## EXERCISE
Pick out and copy every line below that has the word "Schärfen".

==== RECORDS FOR THIS EXERCISE ====

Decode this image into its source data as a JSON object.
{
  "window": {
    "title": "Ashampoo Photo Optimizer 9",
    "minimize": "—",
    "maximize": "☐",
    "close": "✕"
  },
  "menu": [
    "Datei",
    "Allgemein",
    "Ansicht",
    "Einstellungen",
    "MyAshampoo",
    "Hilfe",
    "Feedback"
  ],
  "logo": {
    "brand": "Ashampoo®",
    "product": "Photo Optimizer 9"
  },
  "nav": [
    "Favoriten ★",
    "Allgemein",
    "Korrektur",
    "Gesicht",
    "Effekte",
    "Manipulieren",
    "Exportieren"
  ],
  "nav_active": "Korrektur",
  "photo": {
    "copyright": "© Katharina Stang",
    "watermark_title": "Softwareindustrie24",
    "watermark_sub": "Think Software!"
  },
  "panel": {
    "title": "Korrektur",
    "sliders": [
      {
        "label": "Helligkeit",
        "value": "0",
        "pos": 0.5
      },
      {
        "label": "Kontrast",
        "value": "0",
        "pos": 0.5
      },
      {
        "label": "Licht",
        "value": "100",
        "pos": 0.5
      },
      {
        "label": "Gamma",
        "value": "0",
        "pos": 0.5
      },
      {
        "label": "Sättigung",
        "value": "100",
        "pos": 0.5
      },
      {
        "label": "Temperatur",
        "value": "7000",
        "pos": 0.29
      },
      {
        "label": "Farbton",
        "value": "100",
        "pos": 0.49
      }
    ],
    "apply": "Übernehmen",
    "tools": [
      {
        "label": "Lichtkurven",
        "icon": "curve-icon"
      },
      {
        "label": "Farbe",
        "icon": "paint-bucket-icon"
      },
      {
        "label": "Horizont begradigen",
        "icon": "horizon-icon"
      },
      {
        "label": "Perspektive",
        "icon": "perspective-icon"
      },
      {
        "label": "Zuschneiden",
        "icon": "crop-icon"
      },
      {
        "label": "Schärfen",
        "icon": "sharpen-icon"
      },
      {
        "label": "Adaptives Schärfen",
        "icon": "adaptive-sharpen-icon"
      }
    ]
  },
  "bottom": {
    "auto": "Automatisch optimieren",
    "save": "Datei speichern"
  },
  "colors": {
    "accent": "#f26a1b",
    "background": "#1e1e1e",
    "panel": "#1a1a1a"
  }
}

====

## TASK SOLUTION
        "label": "Schärfen",
        "label": "Adaptives Schärfen",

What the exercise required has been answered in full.